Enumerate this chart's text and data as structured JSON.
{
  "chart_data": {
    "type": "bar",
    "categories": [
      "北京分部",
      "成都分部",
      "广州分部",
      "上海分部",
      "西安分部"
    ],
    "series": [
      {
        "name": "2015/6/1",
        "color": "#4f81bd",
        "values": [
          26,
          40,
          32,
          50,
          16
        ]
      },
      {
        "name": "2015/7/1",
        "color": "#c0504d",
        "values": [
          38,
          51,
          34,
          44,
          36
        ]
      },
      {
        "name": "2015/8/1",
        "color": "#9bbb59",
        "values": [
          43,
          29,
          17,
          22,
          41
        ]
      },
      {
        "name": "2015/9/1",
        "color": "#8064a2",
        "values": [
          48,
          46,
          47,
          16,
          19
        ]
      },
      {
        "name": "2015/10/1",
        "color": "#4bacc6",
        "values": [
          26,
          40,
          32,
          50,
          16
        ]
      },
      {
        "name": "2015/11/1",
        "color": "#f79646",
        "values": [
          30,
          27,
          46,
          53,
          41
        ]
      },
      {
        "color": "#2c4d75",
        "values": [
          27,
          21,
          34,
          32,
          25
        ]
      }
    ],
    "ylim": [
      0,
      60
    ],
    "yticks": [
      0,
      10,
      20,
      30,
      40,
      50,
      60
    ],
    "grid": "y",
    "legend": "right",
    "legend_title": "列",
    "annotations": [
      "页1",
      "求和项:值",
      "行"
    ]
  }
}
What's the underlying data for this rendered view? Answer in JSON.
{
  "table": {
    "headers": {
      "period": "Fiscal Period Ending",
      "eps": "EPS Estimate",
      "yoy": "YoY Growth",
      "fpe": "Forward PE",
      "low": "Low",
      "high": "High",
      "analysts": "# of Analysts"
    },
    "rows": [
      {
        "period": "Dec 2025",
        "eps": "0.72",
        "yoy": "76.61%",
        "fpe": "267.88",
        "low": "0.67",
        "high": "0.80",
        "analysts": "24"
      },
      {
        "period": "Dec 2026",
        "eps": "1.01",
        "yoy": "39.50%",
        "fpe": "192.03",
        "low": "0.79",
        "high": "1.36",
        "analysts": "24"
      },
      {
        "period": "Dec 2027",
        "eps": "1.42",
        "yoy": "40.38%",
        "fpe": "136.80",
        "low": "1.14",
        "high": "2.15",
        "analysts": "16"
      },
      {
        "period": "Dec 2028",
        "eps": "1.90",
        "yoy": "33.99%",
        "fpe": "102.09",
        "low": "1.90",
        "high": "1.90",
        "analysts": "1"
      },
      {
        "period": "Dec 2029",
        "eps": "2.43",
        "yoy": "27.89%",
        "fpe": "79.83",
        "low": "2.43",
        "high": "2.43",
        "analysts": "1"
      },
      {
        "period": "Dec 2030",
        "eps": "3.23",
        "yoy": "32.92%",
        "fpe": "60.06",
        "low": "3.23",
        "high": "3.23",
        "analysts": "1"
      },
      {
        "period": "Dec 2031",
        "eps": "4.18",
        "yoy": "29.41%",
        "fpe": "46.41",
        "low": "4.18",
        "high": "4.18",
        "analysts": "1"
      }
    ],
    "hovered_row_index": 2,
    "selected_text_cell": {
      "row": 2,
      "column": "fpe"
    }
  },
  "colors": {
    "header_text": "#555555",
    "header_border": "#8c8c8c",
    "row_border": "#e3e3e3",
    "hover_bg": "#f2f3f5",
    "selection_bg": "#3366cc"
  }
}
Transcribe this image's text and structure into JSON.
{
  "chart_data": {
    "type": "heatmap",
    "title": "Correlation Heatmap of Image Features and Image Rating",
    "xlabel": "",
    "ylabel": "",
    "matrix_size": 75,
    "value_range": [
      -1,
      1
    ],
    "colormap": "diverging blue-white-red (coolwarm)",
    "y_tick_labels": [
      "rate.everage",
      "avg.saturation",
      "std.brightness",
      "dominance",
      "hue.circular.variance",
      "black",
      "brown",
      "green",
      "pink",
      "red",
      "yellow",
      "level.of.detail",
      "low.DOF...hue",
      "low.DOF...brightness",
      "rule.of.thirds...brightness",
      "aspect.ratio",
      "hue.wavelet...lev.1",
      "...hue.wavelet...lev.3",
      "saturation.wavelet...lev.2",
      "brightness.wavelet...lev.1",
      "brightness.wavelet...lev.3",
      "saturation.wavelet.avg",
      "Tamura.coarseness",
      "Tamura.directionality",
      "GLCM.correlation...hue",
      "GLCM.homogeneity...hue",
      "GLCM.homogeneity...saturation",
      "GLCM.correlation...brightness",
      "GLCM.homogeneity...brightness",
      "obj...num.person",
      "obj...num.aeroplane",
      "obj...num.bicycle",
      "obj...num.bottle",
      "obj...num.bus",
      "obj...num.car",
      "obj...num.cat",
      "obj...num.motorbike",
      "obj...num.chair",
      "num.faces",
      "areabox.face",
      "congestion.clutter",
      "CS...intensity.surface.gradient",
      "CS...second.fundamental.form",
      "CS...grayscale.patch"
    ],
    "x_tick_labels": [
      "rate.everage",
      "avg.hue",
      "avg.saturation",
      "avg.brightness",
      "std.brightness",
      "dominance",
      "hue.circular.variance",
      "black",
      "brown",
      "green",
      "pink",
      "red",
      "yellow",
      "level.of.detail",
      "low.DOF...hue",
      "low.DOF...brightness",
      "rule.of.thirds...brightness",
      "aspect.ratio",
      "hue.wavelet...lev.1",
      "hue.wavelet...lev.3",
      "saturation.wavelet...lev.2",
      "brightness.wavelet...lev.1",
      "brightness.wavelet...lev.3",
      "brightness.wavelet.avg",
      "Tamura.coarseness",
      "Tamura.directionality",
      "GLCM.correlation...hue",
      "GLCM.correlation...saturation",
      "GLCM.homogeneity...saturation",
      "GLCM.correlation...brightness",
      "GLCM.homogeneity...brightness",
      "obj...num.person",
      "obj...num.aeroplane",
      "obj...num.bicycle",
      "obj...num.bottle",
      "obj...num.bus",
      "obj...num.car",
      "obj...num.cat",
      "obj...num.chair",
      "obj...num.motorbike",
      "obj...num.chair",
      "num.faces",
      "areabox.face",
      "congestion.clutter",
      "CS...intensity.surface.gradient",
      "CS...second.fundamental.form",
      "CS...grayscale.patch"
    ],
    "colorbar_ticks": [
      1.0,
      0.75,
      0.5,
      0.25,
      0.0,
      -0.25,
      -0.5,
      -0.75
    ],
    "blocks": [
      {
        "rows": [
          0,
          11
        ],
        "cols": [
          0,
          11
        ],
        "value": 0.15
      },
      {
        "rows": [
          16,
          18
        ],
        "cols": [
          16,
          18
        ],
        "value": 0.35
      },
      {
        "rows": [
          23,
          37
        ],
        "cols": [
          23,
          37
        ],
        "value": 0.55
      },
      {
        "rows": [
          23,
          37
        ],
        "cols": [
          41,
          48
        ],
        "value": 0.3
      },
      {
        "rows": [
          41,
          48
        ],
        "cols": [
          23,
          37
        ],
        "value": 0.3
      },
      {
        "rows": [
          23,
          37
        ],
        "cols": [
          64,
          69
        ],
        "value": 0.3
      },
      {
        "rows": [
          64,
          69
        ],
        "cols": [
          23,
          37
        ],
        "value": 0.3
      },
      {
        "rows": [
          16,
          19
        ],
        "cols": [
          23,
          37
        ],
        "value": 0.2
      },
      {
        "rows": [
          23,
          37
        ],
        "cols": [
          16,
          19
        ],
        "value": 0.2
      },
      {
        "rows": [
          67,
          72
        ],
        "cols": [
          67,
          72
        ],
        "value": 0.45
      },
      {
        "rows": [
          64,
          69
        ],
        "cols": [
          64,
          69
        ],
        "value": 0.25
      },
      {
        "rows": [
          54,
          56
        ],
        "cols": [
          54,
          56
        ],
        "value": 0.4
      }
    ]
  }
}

***

* Exercise
All of the material above needs to be retyped word for word.

* Correct response
Enumerate this chart's text and data as structured JSON.
{
  "chart_data": {
    "type": "bar",
    "categories": [
      "北京分部",
      "成都分部",
      "广州分部",
      "上海分部",
      "西安分部"
    ],
    "series": [
      {
        "name": "2015/6/1",
        "color": "#4f81bd",
        "values": [
          26,
          40,
          32,
          50,
          16
        ]
      },
      {
        "name": "2015/7/1",
        "color": "#c0504d",
        "values": [
          38,
          51,
          34,
          44,
          36
        ]
      },
      {
        "name": "2015/8/1",
        "color": "#9bbb59",
        "values": [
          43,
          29,
          17,
          22,
          41
        ]
      },
      {
        "name": "2015/9/1",
        "color": "#8064a2",
        "values": [
          48,
          46,
          47,
          16,
          19
        ]
      },
      {
        "name": "2015/10/1",
        "color": "#4bacc6",
        "values": [
          26,
          40,
          32,
          50,
          16
        ]
      },
      {
        "name": "2015/11/1",
        "color": "#f79646",
        "values": [
          30,
          27,
          46,
          53,
          41
        ]
      },
      {
        "color": "#2c4d75",
        "values": [
          27,
          21,
          34,
          32,
          25
        ]
      }
    ],
    "ylim": [
      0,
      60
    ],
    "yticks": [
      0,
      10,
      20,
      30,
      40,
      50,
      60
    ],
    "grid": "y",
    "legend": "right",
    "legend_title": "列",
    "annotations": [
      "页1",
      "求和项:值",
      "行"
    ]
  }
}
What's the underlying data for this rendered view? Answer in JSON.
{
  "table": {
    "headers": {
      "period": "Fiscal Period Ending",
      "eps": "EPS Estimate",
      "yoy": "YoY Growth",
      "fpe": "Forward PE",
      "low": "Low",
      "high": "High",
      "analysts": "# of Analysts"
    },
    "rows": [
      {
        "period": "Dec 2025",
        "eps": "0.72",
        "yoy": "76.61%",
        "fpe": "267.88",
        "low": "0.67",
        "high": "0.80",
        "analysts": "24"
      },
      {
        "period": "Dec 2026",
        "eps": "1.01",
        "yoy": "39.50%",
        "fpe": "192.03",
        "low": "0.79",
        "high": "1.36",
        "analysts": "24"
      },
      {
        "period": "Dec 2027",
        "eps": "1.42",
        "yoy": "40.38%",
        "fpe": "136.80",
        "low": "1.14",
        "high": "2.15",
        "analysts": "16"
      },
      {
        "period": "Dec 2028",
        "eps": "1.90",
        "yoy": "33.99%",
        "fpe": "102.09",
        "low": "1.90",
        "high": "1.90",
        "analysts": "1"
      },
      {
        "period": "Dec 2029",
        "eps": "2.43",
        "yoy": "27.89%",
        "fpe": "79.83",
        "low": "2.43",
        "high": "2.43",
        "analysts": "1"
      },
      {
        "period": "Dec 2030",
        "eps": "3.23",
        "yoy": "32.92%",
        "fpe": "60.06",
        "low": "3.23",
        "high": "3.23",
        "analysts": "1"
      },
      {
        "period": "Dec 2031",
        "eps": "4.18",
        "yoy": "29.41%",
        "fpe": "46.41",
        "low": "4.18",
        "high": "4.18",
        "analysts": "1"
      }
    ],
    "hovered_row_index": 2,
    "selected_text_cell": {
      "row": 2,
      "column": "fpe"
    }
  },
  "colors": {
    "header_text": "#555555",
    "header_border": "#8c8c8c",
    "row_border": "#e3e3e3",
    "hover_bg": "#f2f3f5",
    "selection_bg": "#3366cc"
  }
}
Transcribe this image's text and structure into JSON.
{
  "chart_data": {
    "type": "heatmap",
    "title": "Correlation Heatmap of Image Features and Image Rating",
    "xlabel": "",
    "ylabel": "",
    "matrix_size": 75,
    "value_range": [
      -1,
      1
    ],
    "colormap": "diverging blue-white-red (coolwarm)",
    "y_tick_labels": [
      "rate.everage",
      "avg.saturation",
      "std.brightness",
      "dominance",
      "hue.circular.variance",
      "black",
      "brown",
      "green",
      "pink",
      "red",
      "yellow",
      "level.of.detail",
      "low.DOF...hue",
      "low.DOF...brightness",
      "rule.of.thirds...brightness",
      "aspect.ratio",
      "hue.wavelet...lev.1",
      "...hue.wavelet...lev.3",
      "saturation.wavelet...lev.2",
      "brightness.wavelet...lev.1",
      "brightness.wavelet...lev.3",
      "saturation.wavelet.avg",
      "Tamura.coarseness",
      "Tamura.directionality",
      "GLCM.correlation...hue",
      "GLCM.homogeneity...hue",
      "GLCM.homogeneity...saturation",
      "GLCM.correlation...brightness",
      "GLCM.homogeneity...brightness",
      "obj...num.person",
      "obj...num.aeroplane",
      "obj...num.bicycle",
      "obj...num.bottle",
      "obj...num.bus",
      "obj...num.car",
      "obj...num.cat",
      "obj...num.motorbike",
      "obj...num.chair",
      "num.faces",
      "areabox.face",
      "congestion.clutter",
      "CS...intensity.surface.gradient",
      "CS...second.fundamental.form",
      "CS...grayscale.patch"
    ],
    "x_tick_labels": [
      "rate.everage",
      "avg.hue",
      "avg.saturation",
      "avg.brightness",
      "std.brightness",
      "dominance",
      "hue.circular.variance",
      "black",
      "brown",
      "green",
      "pink",
      "red",
      "yellow",
      "level.of.detail",
      "low.DOF...hue",
      "low.DOF...brightness",
      "rule.of.thirds...brightness",
      "aspect.ratio",
      "hue.wavelet...lev.1",
      "hue.wavelet...lev.3",
      "saturation.wavelet...lev.2",
      "brightness.wavelet...lev.1",
      "brightness.wavelet...lev.3",
      "brightness.wavelet.avg",
      "Tamura.coarseness",
      "Tamura.directionality",
      "GLCM.correlation...hue",
      "GLCM.correlation...saturation",
      "GLCM.homogeneity...saturation",
      "GLCM.correlation...brightness",
      "GLCM.homogeneity...brightness",
      "obj...num.person",
      "obj...num.aeroplane",
      "obj...num.bicycle",
      "obj...num.bottle",
      "obj...num.bus",
      "obj...num.car",
      "obj...num.cat",
      "obj...num.chair",
      "obj...num.motorbike",
      "obj...num.chair",
      "num.faces",
      "areabox.face",
      "congestion.clutter",
      "CS...intensity.surface.gradient",
      "CS...second.fundamental.form",
      "CS...grayscale.patch"
    ],
    "colorbar_ticks": [
      1.0,
      0.75,
      0.5,
      0.25,
      0.0,
      -0.25,
      -0.5,
      -0.75
    ],
    "blocks": [
      {
        "rows": [
          0,
          11
        ],
        "cols": [
          0,
          11
        ],
        "value": 0.15
      },
      {
        "rows": [
          16,
          18
        ],
        "cols": [
          16,
          18
        ],
        "value": 0.35
      },
      {
        "rows": [
          23,
          37
        ],
        "cols": [
          23,
          37
        ],
        "value": 0.55
      },
      {
        "rows": [
          23,
          37
        ],
        "cols": [
          41,
          48
        ],
        "value": 0.3
      },
      {
        "rows": [
          41,
          48
        ],
        "cols": [
          23,
          37
        ],
        "value": 0.3
      },
      {
        "rows": [
          23,
          37
        ],
        "cols": [
          64,
          69
        ],
        "value": 0.3
      },
      {
        "rows": [
          64,
          69
        ],
        "cols": [
          23,
          37
        ],
        "value": 0.3
      },
      {
        "rows": [
          16,
          19
        ],
        "cols": [
          23,
          37
        ],
        "value": 0.2
      },
      {
        "rows": [
          23,
          37
        ],
        "cols": [
          16,
          19
        ],
        "value": 0.2
      },
      {
        "rows": [
          67,
          72
        ],
        "cols": [
          67,
          72
        ],
        "value": 0.45
      },
      {
        "rows": [
          64,
          69
        ],
        "cols": [
          64,
          69
        ],
        "value": 0.25
      },
      {
        "rows": [
          54,
          56
        ],
        "cols": [
          54,
          56
        ],
        "value": 0.4
      }
    ]
  }
}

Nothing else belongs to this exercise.